=== WHAT YOU WILL DO ===
Look below and pull out each line with the word "kurtosis".
..............................
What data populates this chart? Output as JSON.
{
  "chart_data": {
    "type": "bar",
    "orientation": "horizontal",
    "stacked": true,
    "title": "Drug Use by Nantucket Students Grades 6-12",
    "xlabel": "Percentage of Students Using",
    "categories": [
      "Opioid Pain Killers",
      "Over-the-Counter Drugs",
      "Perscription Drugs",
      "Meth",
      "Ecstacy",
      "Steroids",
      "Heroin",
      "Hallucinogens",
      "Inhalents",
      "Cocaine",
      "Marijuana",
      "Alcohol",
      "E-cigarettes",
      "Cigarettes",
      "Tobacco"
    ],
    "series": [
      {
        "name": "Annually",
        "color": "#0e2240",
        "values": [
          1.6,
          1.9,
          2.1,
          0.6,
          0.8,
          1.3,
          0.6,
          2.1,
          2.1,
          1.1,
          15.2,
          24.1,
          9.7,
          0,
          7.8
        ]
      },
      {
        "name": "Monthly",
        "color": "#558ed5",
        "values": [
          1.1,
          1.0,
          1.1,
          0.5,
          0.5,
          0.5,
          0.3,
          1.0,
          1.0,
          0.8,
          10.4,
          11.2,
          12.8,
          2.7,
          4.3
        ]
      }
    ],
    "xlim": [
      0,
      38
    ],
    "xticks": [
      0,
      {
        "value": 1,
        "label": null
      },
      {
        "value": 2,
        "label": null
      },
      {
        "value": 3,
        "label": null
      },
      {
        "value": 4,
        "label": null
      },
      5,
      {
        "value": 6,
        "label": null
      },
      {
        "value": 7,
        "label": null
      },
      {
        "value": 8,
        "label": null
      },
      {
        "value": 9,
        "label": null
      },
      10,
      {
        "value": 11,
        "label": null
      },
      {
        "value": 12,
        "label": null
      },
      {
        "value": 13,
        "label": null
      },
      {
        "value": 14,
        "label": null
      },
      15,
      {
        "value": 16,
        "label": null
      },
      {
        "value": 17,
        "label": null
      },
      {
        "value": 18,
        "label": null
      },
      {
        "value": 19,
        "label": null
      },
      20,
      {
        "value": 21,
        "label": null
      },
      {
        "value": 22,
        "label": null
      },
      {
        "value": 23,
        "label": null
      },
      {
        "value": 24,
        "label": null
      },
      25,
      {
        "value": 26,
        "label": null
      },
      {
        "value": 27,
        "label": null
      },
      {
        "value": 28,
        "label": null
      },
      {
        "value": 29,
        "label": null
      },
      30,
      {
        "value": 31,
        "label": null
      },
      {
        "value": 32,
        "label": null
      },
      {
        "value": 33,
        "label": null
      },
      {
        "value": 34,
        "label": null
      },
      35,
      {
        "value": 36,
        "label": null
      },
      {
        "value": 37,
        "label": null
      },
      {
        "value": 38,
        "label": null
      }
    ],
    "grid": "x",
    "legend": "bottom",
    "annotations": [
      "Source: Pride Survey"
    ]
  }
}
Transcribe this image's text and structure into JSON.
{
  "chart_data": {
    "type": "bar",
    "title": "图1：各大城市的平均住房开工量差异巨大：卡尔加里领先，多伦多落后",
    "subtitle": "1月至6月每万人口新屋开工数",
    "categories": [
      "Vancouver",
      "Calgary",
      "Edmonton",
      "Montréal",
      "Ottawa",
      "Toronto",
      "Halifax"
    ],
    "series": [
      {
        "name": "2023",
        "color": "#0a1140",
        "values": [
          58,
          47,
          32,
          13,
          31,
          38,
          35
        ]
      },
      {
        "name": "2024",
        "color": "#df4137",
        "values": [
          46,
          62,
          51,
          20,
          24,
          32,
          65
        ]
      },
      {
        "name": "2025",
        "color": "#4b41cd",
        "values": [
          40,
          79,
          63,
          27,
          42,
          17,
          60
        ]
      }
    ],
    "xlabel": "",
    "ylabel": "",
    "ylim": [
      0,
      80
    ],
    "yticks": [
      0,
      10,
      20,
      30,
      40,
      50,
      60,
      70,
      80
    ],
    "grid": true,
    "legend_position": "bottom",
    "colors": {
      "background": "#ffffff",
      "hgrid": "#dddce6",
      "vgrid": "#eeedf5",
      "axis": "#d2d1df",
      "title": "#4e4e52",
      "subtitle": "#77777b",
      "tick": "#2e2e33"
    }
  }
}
..............................
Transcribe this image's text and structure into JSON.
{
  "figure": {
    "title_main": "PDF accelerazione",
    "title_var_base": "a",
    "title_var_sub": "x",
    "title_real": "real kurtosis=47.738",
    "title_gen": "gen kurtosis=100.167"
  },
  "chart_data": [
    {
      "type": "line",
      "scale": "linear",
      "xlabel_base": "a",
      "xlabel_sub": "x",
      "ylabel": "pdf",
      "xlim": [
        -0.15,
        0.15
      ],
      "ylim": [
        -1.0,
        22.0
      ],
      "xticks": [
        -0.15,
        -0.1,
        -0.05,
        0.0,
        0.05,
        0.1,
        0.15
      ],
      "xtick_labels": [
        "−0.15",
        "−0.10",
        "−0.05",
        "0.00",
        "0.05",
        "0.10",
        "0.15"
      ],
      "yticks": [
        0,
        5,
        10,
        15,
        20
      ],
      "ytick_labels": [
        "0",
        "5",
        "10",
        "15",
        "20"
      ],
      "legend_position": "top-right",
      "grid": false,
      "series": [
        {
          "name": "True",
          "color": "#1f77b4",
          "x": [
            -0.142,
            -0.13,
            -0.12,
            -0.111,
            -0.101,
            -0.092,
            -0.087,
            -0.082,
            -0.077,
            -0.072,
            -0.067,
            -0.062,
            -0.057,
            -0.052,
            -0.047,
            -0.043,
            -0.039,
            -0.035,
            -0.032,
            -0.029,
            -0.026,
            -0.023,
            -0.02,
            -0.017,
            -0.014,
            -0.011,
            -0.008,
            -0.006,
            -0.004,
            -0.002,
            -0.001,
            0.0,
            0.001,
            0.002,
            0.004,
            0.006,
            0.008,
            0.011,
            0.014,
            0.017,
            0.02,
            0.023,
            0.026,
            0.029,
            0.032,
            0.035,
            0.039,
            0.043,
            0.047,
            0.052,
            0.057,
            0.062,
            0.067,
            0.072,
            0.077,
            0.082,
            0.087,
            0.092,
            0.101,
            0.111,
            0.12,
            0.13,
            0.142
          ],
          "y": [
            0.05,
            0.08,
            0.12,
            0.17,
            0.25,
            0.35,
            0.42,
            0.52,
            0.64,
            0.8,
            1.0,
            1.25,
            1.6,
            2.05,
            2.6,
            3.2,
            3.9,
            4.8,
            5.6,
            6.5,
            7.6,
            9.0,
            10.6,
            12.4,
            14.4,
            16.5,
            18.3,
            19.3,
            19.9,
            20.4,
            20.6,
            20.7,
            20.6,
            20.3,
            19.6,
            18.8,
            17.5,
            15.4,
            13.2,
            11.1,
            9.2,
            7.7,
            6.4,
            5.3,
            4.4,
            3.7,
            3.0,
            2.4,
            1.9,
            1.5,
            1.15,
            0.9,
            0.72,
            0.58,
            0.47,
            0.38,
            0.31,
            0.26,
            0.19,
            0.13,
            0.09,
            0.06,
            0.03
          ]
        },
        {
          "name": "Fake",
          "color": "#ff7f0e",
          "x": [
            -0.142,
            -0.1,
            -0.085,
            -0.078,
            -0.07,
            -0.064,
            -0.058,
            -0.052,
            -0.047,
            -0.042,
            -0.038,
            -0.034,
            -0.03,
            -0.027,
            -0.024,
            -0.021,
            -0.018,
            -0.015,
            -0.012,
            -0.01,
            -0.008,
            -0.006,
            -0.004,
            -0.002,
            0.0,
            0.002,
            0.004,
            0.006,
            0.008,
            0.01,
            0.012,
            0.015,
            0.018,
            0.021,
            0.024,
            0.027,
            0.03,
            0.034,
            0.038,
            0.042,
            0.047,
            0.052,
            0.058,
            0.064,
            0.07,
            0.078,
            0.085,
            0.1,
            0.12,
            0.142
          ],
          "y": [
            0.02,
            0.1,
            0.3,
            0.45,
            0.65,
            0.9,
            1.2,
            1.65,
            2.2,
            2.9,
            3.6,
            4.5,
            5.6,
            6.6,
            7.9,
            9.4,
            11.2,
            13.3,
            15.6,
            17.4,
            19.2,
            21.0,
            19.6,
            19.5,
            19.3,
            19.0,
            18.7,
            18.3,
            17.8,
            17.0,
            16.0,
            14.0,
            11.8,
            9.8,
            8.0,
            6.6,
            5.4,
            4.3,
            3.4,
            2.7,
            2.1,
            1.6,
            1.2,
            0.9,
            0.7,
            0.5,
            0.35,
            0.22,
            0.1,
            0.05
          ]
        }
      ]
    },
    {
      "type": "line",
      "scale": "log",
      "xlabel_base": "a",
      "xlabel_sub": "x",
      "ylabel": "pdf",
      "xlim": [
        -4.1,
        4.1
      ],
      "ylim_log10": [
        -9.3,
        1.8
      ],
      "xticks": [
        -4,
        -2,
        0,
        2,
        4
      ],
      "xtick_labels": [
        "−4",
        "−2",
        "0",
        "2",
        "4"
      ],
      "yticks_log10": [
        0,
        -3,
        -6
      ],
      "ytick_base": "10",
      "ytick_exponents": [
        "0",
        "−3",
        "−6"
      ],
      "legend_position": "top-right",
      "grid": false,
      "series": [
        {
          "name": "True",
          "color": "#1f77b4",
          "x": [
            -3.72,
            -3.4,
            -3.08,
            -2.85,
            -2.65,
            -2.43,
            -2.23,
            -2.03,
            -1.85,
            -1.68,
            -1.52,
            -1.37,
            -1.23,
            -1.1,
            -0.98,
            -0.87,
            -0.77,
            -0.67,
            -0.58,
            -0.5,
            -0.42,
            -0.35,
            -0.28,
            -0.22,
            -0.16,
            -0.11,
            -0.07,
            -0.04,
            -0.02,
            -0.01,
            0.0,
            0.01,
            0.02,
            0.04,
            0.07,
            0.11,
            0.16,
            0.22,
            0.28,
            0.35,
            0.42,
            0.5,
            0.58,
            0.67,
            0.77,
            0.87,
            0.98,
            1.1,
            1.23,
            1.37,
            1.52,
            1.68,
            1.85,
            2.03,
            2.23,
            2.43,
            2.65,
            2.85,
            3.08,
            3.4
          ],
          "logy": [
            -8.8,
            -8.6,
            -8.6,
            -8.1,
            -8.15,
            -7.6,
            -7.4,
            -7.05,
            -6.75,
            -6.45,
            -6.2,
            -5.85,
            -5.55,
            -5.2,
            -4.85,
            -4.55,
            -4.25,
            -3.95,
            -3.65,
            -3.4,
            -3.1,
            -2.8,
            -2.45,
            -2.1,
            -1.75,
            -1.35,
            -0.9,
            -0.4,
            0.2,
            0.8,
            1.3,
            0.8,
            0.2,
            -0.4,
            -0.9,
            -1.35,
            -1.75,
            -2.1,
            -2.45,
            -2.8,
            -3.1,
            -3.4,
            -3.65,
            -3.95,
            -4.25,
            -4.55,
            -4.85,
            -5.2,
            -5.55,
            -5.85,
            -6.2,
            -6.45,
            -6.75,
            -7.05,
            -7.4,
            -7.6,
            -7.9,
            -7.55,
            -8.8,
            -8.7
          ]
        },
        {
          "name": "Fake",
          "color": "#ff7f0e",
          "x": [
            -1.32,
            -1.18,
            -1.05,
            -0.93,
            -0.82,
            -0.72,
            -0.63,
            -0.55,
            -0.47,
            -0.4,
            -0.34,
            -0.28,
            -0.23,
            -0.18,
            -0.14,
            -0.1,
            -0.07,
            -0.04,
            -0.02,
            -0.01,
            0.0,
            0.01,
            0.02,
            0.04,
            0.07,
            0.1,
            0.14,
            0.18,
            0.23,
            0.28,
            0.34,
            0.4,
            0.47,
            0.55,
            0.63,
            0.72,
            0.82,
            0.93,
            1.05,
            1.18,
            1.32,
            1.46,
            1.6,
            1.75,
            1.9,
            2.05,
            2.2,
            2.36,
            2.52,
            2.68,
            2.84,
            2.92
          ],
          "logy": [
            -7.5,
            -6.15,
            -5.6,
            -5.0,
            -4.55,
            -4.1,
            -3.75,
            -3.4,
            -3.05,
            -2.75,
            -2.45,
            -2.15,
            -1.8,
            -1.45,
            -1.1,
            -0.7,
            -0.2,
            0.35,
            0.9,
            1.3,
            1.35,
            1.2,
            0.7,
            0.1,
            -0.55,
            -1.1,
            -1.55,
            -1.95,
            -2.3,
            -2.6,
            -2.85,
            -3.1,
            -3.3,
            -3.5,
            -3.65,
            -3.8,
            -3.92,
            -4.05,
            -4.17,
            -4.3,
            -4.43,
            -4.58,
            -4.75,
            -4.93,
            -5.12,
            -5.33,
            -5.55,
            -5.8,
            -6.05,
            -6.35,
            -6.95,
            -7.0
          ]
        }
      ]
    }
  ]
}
..............................
=== WRITTEN SOLUTION ===
    "title_real": "real kurtosis=47.738",
    "title_gen": "gen kurtosis=100.167"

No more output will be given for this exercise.